### Your objective
Say how many lines in the data below contain the word "Покровскому", and give no other text.

__________________________________________________

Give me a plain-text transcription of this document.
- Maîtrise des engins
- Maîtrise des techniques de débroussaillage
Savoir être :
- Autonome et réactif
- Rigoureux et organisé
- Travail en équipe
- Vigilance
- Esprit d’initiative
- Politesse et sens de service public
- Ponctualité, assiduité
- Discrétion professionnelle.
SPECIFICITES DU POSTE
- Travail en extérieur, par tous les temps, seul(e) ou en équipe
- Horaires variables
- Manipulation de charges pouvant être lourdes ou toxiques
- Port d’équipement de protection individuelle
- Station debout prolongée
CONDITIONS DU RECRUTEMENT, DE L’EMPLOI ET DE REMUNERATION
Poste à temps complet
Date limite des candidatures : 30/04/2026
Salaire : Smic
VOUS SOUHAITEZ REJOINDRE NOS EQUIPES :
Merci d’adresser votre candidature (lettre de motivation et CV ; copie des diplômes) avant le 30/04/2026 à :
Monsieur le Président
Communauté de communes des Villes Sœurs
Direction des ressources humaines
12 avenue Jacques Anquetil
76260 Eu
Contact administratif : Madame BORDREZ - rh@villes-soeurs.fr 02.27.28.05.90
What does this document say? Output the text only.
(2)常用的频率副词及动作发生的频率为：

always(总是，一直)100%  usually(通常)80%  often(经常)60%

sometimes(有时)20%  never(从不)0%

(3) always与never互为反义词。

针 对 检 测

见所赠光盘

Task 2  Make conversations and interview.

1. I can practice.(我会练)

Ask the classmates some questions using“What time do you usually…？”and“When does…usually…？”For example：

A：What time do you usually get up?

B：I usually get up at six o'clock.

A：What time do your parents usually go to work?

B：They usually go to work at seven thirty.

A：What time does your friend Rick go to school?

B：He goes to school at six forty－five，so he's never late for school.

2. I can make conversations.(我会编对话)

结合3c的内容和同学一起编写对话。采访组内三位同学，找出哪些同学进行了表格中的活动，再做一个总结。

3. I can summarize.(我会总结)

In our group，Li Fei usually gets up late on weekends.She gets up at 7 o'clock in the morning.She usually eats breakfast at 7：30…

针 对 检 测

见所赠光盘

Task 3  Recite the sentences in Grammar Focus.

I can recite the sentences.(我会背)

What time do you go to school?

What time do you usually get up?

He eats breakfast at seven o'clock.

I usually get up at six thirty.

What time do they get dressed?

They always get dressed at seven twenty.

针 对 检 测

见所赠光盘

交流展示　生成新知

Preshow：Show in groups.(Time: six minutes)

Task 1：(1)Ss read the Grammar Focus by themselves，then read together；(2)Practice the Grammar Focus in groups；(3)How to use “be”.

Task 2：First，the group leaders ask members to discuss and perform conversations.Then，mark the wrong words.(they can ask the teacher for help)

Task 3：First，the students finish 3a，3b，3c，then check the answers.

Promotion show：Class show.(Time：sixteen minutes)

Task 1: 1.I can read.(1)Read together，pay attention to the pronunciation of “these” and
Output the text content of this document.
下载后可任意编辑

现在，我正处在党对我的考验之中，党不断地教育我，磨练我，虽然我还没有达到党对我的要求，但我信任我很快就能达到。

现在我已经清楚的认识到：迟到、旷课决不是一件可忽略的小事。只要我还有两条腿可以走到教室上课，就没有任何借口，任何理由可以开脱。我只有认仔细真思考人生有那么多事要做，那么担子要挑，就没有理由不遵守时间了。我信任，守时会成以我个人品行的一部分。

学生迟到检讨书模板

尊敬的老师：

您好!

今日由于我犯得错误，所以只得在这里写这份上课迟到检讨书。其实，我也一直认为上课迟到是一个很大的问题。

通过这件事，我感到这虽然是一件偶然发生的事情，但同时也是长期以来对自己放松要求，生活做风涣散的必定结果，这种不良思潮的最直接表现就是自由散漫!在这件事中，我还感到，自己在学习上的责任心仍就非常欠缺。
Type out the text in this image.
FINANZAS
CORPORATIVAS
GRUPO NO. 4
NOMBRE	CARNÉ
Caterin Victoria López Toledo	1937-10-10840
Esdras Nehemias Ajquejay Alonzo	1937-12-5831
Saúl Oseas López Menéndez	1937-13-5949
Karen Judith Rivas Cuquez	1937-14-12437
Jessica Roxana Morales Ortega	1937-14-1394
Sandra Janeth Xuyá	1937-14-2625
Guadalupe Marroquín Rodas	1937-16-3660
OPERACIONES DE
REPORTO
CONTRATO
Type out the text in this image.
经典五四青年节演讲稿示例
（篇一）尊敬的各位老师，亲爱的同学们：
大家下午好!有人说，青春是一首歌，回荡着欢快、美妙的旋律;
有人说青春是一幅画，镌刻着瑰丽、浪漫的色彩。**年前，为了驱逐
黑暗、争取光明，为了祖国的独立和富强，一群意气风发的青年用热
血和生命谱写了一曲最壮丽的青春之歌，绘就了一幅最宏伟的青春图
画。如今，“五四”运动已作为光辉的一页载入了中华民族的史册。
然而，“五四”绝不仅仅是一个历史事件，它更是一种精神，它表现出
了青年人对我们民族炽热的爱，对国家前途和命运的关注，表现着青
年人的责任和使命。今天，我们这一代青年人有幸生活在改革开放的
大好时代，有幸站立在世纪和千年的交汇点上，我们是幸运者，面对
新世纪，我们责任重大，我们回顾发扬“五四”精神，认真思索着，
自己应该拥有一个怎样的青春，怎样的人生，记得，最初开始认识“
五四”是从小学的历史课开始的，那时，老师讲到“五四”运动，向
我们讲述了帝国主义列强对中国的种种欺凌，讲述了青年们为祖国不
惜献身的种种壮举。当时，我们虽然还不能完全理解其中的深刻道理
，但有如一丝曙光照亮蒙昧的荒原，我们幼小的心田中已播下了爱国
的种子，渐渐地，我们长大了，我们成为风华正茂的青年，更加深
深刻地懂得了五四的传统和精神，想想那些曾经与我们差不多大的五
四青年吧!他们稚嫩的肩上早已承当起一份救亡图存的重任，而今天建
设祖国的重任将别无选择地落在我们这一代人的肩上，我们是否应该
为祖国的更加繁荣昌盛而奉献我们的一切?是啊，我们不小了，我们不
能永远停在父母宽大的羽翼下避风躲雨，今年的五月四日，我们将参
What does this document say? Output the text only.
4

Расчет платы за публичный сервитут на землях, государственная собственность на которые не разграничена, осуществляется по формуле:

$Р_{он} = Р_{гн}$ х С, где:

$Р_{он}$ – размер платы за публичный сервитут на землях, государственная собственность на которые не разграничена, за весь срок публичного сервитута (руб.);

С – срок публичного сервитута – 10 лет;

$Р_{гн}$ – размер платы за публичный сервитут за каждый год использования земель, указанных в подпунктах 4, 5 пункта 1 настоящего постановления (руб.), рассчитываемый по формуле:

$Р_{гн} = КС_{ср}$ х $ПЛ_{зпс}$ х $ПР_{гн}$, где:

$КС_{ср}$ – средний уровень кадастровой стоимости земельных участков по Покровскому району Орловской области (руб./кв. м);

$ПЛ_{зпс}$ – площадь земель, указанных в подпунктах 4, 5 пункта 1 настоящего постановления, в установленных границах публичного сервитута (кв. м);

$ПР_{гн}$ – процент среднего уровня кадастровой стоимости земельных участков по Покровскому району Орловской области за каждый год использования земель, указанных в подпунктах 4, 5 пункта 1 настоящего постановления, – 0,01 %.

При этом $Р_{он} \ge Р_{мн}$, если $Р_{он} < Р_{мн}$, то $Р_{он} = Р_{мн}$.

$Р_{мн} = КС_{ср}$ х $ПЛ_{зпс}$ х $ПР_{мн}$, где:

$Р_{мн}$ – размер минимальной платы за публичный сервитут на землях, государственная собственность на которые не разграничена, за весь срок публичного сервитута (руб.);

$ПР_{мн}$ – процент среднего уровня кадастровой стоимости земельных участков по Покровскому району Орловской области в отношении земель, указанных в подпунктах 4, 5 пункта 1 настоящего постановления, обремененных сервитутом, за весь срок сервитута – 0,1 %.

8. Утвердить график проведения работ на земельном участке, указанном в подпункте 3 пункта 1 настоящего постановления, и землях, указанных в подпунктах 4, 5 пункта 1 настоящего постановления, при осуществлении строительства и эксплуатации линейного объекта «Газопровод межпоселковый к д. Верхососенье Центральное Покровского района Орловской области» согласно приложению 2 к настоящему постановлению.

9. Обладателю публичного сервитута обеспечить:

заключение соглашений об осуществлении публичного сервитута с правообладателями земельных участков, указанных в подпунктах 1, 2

__________________________________________________

### Written solution
3